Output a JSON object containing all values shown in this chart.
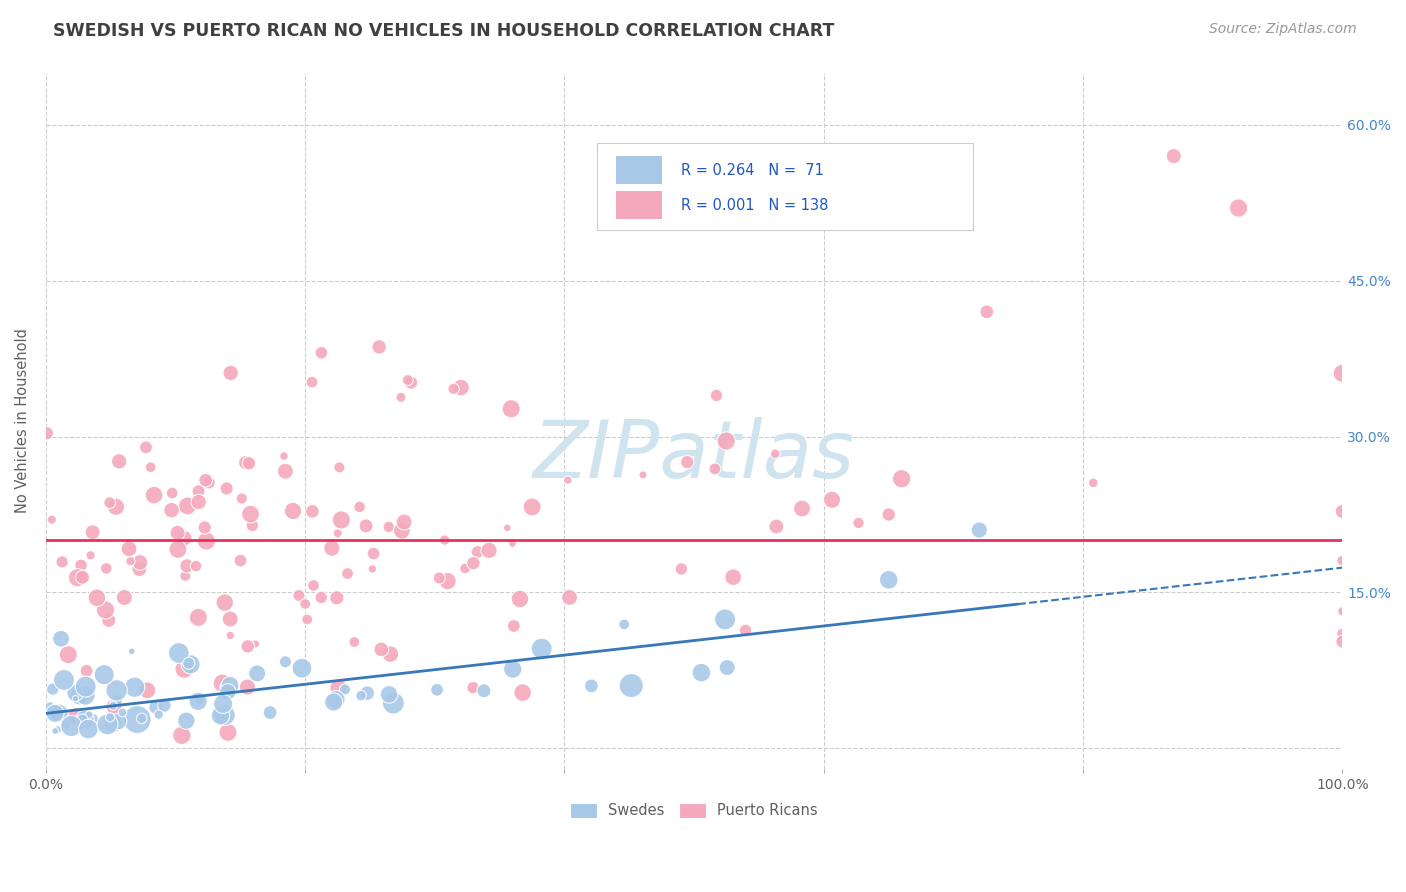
{
  "title": "SWEDISH VS PUERTO RICAN NO VEHICLES IN HOUSEHOLD CORRELATION CHART",
  "source": "Source: ZipAtlas.com",
  "ylabel": "No Vehicles in Household",
  "xlim": [
    0,
    100
  ],
  "ylim": [
    -2,
    65
  ],
  "xticks": [
    0,
    20,
    40,
    60,
    80,
    100
  ],
  "yticks": [
    0,
    15,
    30,
    45,
    60
  ],
  "yticklabels_right": [
    "",
    "15.0%",
    "30.0%",
    "45.0%",
    "60.0%"
  ],
  "swedish_R": 0.264,
  "swedish_N": 71,
  "puerto_rican_R": 0.001,
  "puerto_rican_N": 138,
  "swedish_color": "#a8c8e8",
  "puerto_rican_color": "#f4a8bc",
  "swedish_edge_color": "#7aaad0",
  "puerto_rican_edge_color": "#e880a0",
  "swedish_line_color": "#3878b8",
  "puerto_rican_line_color": "#e83060",
  "watermark": "ZIPatlas",
  "watermark_color": "#d0e4f0",
  "legend_label_swedish": "Swedes",
  "legend_label_puerto": "Puerto Ricans",
  "background_color": "#ffffff",
  "grid_color": "#cccccc",
  "title_color": "#404040",
  "axis_label_color": "#606060",
  "right_axis_color": "#4488cc",
  "legend_text_color": "#2255cc",
  "swedish_seed": 42,
  "puerto_rican_seed": 123
}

******

Challenge ▸ Write out all the entries again, word for word, and print no images.

Task response ▸
Output a JSON object containing all values shown in this chart.
{
  "title": "SWEDISH VS PUERTO RICAN NO VEHICLES IN HOUSEHOLD CORRELATION CHART",
  "source": "Source: ZipAtlas.com",
  "ylabel": "No Vehicles in Household",
  "xlim": [
    0,
    100
  ],
  "ylim": [
    -2,
    65
  ],
  "xticks": [
    0,
    20,
    40,
    60,
    80,
    100
  ],
  "yticks": [
    0,
    15,
    30,
    45,
    60
  ],
  "yticklabels_right": [
    "",
    "15.0%",
    "30.0%",
    "45.0%",
    "60.0%"
  ],
  "swedish_R": 0.264,
  "swedish_N": 71,
  "puerto_rican_R": 0.001,
  "puerto_rican_N": 138,
  "swedish_color": "#a8c8e8",
  "puerto_rican_color": "#f4a8bc",
  "swedish_edge_color": "#7aaad0",
  "puerto_rican_edge_color": "#e880a0",
  "swedish_line_color": "#3878b8",
  "puerto_rican_line_color": "#e83060",
  "watermark": "ZIPatlas",
  "watermark_color": "#d0e4f0",
  "legend_label_swedish": "Swedes",
  "legend_label_puerto": "Puerto Ricans",
  "background_color": "#ffffff",
  "grid_color": "#cccccc",
  "title_color": "#404040",
  "axis_label_color": "#606060",
  "right_axis_color": "#4488cc",
  "legend_text_color": "#2255cc",
  "swedish_seed": 42,
  "puerto_rican_seed": 123
}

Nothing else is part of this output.